-- Start of Data for this task --

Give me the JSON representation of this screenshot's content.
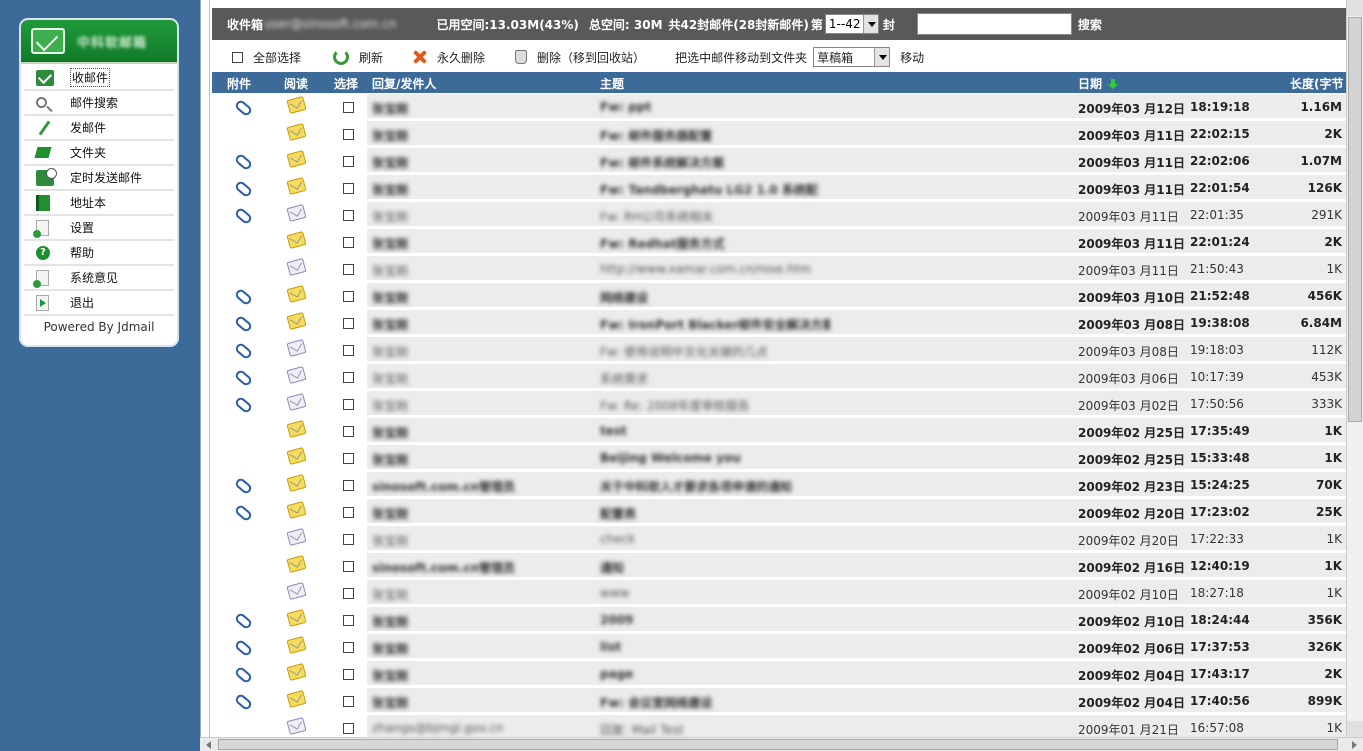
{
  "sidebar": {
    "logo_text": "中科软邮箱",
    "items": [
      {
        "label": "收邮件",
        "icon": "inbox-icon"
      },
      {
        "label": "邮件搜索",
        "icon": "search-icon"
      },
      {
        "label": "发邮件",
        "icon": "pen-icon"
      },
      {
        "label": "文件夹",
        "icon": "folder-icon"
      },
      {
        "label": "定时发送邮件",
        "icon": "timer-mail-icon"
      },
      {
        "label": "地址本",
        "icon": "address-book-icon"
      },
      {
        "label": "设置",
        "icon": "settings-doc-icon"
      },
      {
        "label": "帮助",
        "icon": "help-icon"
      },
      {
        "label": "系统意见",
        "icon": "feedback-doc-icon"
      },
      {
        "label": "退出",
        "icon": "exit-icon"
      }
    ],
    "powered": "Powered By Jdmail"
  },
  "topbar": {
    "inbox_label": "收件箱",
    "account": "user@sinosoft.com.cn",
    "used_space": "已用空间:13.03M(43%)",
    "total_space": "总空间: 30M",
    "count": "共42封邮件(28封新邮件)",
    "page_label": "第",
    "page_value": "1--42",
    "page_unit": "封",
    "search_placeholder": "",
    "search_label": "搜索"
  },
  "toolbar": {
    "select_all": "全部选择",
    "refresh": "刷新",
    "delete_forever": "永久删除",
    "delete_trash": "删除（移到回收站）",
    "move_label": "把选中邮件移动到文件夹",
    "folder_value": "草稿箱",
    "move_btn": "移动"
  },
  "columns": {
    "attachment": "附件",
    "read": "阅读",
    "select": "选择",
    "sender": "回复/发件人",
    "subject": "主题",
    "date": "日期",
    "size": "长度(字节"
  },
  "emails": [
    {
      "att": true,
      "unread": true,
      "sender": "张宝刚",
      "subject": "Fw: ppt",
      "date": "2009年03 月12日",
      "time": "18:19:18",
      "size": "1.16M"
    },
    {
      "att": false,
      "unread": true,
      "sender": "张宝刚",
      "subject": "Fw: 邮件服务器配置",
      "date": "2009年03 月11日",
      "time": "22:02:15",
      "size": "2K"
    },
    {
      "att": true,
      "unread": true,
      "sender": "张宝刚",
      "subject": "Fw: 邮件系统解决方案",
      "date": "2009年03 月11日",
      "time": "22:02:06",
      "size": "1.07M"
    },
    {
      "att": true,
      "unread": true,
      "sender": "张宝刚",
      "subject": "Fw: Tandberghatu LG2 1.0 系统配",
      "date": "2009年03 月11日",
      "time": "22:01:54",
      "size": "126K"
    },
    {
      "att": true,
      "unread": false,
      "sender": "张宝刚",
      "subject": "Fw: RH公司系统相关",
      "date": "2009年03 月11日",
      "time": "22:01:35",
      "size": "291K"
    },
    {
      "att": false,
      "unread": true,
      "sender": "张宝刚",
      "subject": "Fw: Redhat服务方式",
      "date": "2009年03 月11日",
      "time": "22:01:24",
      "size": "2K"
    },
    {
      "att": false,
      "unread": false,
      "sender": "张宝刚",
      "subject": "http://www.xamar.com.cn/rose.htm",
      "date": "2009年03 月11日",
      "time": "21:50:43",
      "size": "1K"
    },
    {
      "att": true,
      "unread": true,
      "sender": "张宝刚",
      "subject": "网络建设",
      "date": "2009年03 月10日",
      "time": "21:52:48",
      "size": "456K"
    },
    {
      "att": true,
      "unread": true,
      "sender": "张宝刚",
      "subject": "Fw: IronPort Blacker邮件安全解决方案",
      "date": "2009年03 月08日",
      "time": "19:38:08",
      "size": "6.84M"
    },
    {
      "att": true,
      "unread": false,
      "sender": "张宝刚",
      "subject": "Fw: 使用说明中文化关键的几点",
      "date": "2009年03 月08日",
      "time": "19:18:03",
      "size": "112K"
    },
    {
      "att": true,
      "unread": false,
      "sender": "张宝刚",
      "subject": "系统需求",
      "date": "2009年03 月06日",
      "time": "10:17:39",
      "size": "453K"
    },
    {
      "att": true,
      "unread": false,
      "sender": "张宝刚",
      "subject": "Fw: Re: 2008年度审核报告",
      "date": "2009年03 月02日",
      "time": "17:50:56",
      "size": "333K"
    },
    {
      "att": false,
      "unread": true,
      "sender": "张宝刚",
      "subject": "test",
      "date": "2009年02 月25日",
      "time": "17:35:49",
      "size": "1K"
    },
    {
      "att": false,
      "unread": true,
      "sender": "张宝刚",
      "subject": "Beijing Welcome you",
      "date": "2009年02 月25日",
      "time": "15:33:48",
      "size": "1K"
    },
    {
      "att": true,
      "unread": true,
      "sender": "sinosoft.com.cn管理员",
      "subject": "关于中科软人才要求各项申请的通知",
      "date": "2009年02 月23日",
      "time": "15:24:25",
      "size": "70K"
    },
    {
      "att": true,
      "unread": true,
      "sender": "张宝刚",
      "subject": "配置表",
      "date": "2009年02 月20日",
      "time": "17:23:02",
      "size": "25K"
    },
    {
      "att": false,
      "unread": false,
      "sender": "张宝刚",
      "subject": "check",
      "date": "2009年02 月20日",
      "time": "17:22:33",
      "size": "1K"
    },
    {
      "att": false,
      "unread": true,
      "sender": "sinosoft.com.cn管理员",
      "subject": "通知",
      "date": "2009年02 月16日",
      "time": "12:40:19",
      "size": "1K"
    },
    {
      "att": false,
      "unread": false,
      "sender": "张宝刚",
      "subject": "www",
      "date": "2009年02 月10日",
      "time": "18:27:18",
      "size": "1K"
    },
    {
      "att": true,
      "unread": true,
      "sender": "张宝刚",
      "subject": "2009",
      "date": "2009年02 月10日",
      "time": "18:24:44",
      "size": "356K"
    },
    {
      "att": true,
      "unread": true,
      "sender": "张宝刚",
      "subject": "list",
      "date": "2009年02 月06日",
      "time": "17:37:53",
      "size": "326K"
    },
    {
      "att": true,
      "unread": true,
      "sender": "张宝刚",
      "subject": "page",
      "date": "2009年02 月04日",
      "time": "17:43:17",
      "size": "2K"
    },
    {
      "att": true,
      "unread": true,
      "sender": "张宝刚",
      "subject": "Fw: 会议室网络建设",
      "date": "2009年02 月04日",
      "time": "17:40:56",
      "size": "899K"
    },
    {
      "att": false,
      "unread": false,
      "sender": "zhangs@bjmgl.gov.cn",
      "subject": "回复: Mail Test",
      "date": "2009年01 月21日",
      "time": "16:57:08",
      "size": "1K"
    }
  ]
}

-- End of Data for this task --

◆ Aim of the exercise: Copy every line of the data that holds the string "icon".

◆ Finished task:
        "icon": "inbox-icon"
        "icon": "search-icon"
        "icon": "pen-icon"
        "icon": "folder-icon"
        "icon": "timer-mail-icon"
        "icon": "address-book-icon"
        "icon": "settings-doc-icon"
        "icon": "help-icon"
        "icon": "feedback-doc-icon"
        "icon": "exit-icon"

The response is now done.